Material supplied >>

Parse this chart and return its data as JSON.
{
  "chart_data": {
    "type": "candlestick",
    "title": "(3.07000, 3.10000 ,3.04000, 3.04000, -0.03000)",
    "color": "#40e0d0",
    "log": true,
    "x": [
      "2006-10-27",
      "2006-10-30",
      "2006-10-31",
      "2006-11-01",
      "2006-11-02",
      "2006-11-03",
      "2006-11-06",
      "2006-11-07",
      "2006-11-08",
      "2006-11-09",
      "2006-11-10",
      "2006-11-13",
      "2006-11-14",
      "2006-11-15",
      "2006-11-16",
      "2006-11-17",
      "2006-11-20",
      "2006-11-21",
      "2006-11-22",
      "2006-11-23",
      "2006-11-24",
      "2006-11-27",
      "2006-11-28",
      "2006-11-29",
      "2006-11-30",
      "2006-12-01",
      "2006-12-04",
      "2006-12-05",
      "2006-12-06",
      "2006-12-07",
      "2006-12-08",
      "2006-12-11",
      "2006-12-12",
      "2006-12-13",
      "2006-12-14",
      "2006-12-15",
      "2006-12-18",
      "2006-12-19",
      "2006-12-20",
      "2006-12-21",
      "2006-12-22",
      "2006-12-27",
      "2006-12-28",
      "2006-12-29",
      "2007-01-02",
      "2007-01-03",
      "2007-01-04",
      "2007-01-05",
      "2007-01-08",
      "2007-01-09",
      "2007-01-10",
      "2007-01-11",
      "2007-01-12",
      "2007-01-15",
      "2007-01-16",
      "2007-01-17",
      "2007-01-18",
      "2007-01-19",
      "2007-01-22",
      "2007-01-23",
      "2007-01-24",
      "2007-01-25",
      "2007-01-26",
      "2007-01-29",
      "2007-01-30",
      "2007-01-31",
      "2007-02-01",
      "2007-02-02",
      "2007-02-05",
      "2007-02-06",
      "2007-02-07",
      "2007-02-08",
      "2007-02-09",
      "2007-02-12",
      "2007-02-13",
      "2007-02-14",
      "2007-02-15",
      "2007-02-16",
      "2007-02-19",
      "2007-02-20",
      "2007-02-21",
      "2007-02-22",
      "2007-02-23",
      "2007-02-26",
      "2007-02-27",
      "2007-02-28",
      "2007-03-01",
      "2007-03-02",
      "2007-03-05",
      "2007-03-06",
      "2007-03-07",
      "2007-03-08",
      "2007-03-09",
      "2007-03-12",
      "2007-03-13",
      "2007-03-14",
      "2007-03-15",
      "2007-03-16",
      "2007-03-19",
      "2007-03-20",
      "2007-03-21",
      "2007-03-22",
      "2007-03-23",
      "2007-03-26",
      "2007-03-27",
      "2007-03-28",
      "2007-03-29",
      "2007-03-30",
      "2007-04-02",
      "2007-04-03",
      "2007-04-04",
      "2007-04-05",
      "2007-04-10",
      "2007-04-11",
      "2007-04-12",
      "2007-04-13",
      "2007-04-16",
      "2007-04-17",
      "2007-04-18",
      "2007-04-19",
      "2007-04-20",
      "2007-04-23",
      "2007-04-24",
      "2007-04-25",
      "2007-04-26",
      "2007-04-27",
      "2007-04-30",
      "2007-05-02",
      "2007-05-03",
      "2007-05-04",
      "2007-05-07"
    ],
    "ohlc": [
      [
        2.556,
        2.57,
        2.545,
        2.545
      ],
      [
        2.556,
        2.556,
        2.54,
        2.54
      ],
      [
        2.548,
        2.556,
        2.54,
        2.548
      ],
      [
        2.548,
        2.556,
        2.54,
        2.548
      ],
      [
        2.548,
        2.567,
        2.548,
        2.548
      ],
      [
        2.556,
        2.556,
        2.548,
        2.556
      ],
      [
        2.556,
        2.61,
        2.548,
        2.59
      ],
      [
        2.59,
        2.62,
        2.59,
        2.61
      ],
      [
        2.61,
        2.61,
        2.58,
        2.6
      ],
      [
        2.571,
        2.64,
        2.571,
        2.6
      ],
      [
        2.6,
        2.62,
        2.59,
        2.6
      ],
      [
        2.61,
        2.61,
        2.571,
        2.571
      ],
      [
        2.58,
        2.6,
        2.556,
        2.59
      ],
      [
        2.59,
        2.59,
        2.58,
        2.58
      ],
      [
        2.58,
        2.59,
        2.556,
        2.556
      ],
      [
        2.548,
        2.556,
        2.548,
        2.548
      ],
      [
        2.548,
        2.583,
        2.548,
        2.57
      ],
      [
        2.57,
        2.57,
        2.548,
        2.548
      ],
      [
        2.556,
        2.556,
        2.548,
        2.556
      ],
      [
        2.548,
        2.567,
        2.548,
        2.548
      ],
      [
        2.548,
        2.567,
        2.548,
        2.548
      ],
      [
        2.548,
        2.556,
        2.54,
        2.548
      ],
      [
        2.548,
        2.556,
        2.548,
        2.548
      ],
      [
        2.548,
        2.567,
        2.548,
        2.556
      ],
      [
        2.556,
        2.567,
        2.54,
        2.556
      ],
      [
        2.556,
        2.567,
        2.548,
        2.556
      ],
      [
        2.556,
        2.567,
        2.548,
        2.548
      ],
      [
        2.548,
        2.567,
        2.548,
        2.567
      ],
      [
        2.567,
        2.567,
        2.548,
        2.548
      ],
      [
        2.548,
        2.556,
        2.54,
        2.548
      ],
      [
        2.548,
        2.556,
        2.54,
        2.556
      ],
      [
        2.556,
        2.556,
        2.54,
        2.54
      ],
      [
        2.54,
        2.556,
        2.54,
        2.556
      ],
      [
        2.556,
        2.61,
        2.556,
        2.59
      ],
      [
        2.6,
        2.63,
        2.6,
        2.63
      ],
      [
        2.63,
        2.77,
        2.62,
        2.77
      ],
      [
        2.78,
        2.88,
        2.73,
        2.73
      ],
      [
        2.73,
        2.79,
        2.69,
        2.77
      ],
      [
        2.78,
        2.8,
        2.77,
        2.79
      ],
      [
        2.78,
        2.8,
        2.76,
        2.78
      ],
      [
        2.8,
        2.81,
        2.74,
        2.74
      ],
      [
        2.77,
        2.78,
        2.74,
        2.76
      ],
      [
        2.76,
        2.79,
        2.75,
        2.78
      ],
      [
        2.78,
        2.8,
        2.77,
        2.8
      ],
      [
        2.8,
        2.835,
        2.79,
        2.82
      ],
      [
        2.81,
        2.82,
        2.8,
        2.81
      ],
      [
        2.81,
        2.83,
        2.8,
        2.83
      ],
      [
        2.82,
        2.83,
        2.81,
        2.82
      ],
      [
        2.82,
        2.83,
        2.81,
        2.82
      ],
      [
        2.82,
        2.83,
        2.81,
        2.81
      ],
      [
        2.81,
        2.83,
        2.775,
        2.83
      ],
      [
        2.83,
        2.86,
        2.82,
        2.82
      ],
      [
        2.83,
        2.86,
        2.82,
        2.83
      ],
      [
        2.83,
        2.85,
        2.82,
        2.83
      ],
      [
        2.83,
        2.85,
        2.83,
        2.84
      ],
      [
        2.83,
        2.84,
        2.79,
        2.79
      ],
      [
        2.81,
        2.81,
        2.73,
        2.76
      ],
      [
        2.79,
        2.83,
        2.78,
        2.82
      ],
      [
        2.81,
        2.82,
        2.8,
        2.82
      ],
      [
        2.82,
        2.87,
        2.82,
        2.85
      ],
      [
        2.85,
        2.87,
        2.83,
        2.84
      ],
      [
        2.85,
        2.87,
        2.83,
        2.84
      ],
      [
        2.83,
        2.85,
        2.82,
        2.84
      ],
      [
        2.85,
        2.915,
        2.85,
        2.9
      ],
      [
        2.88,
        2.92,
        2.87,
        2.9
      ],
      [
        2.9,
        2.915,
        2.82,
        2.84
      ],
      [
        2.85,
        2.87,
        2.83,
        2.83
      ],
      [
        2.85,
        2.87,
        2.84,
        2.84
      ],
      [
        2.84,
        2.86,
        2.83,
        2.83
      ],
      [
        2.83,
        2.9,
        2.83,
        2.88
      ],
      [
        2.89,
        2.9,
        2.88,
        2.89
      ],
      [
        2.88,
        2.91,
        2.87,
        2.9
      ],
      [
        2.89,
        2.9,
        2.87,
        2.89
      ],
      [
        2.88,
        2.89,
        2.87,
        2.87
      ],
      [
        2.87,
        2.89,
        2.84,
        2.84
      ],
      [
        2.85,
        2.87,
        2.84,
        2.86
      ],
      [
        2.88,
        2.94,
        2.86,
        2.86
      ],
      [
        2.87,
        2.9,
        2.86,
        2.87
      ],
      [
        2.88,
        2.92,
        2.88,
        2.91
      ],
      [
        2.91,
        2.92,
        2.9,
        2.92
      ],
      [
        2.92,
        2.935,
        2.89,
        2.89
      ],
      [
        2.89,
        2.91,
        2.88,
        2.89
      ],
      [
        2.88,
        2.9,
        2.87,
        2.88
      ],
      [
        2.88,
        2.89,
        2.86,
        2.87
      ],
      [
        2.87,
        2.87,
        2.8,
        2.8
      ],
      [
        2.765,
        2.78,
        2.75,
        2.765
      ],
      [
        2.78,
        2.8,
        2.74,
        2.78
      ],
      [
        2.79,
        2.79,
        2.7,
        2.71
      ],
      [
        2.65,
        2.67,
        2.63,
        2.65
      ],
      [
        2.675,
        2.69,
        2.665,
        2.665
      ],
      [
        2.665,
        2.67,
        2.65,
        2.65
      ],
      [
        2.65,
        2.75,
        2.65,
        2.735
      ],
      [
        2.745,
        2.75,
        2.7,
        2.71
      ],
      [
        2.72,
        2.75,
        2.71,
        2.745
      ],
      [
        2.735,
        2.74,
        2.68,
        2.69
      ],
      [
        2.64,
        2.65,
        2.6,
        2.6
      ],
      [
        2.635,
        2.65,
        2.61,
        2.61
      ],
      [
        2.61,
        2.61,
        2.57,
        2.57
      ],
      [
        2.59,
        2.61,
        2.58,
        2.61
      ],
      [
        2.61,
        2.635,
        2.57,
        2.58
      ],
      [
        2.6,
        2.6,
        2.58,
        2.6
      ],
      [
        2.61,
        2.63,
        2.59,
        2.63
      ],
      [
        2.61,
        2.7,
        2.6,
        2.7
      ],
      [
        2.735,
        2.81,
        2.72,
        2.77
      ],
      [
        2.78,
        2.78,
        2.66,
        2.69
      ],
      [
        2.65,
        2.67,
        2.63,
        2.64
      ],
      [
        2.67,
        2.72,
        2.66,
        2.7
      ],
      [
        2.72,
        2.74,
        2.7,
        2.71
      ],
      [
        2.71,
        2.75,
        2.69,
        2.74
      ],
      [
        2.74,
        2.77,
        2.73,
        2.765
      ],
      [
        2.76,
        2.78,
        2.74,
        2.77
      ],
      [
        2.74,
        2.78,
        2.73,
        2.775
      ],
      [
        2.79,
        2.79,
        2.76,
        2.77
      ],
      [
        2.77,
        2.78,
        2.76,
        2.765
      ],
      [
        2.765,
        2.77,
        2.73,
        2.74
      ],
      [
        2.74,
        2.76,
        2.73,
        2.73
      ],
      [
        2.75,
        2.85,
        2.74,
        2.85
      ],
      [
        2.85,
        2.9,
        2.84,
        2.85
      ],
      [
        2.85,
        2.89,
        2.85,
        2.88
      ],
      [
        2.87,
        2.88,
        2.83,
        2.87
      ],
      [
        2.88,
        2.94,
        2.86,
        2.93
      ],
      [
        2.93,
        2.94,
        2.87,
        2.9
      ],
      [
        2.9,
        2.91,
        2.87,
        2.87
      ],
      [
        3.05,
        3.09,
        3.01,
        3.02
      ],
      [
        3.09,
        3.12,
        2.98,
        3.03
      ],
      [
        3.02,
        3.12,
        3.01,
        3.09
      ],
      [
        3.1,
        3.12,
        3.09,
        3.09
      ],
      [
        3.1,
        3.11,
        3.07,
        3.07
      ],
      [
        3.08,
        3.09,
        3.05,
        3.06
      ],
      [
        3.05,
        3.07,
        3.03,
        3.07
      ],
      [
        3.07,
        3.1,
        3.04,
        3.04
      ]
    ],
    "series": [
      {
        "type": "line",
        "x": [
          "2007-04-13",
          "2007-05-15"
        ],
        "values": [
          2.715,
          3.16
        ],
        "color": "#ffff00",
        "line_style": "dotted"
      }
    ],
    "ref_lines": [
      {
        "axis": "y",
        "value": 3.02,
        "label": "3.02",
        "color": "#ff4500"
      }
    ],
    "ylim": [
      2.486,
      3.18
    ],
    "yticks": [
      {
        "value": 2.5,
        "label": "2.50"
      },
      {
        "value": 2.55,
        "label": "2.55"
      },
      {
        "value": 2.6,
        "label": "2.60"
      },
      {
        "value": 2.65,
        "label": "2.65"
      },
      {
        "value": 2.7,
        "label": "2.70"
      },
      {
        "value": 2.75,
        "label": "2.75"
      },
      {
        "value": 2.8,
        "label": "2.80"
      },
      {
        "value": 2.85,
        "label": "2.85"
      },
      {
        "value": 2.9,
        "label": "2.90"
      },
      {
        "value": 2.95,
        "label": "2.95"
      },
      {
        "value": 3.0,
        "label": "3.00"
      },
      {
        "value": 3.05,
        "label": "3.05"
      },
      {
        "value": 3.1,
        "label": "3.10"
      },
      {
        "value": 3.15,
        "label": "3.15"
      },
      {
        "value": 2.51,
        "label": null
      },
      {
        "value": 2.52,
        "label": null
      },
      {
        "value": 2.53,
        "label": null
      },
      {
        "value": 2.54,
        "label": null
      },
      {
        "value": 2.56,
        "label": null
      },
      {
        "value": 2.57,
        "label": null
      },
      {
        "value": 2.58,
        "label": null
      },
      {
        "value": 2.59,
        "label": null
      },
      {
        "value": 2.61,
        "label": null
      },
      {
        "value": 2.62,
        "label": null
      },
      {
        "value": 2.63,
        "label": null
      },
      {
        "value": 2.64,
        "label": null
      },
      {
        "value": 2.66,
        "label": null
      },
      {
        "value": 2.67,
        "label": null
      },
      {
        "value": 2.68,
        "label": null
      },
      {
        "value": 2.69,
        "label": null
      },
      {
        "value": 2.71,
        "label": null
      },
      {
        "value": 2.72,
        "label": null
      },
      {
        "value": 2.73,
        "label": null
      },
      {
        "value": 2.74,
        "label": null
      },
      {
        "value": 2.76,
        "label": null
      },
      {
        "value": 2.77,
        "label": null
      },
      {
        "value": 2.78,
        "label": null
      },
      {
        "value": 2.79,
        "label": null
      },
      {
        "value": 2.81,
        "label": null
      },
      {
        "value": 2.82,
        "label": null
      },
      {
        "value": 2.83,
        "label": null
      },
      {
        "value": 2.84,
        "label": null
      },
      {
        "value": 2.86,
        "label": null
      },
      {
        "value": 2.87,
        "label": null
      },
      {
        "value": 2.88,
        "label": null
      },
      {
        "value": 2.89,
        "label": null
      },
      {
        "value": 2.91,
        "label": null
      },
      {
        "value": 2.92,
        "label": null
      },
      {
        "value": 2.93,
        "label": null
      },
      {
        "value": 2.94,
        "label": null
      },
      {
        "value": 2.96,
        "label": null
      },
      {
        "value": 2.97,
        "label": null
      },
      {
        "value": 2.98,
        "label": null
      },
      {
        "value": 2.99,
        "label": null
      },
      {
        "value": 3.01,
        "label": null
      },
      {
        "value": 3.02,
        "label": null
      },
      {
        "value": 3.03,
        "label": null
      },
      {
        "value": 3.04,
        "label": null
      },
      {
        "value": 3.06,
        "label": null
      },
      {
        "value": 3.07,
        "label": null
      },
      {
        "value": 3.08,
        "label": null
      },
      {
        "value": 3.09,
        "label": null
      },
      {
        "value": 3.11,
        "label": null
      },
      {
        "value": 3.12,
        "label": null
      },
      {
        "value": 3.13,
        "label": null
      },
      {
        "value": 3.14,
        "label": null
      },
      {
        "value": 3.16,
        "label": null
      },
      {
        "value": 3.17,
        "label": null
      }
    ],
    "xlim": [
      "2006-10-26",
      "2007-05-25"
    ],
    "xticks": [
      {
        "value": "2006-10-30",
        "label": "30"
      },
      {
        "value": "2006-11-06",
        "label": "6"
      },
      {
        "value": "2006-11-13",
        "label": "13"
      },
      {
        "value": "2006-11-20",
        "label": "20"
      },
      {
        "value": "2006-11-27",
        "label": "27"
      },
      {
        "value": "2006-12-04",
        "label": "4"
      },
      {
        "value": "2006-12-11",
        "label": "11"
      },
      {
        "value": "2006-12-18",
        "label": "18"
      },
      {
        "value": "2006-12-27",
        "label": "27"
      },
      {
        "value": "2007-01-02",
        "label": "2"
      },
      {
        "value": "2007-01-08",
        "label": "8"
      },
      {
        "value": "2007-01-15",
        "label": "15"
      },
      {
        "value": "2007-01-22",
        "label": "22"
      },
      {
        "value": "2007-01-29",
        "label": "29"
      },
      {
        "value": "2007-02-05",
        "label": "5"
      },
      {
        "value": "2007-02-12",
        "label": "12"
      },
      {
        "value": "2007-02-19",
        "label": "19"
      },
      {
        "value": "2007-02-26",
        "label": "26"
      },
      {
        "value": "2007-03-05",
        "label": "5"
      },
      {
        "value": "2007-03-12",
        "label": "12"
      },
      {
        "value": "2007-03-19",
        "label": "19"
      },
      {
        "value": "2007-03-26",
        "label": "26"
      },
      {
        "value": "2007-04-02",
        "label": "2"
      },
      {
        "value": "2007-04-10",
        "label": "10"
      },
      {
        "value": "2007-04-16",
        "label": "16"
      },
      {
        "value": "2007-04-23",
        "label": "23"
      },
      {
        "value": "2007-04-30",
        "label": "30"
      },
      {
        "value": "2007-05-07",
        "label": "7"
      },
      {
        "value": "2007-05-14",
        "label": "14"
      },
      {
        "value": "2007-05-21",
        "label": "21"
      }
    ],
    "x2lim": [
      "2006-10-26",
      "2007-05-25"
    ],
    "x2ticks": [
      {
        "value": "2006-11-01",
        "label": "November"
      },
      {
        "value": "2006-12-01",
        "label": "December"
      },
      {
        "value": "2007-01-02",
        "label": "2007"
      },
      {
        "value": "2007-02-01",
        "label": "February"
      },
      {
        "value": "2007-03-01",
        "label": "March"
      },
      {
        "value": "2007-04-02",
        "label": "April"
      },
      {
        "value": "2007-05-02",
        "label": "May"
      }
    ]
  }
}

What the task asks >> Each line of the data that includes the word "color" counts once; report the total and nothing more.

Correct response >> 3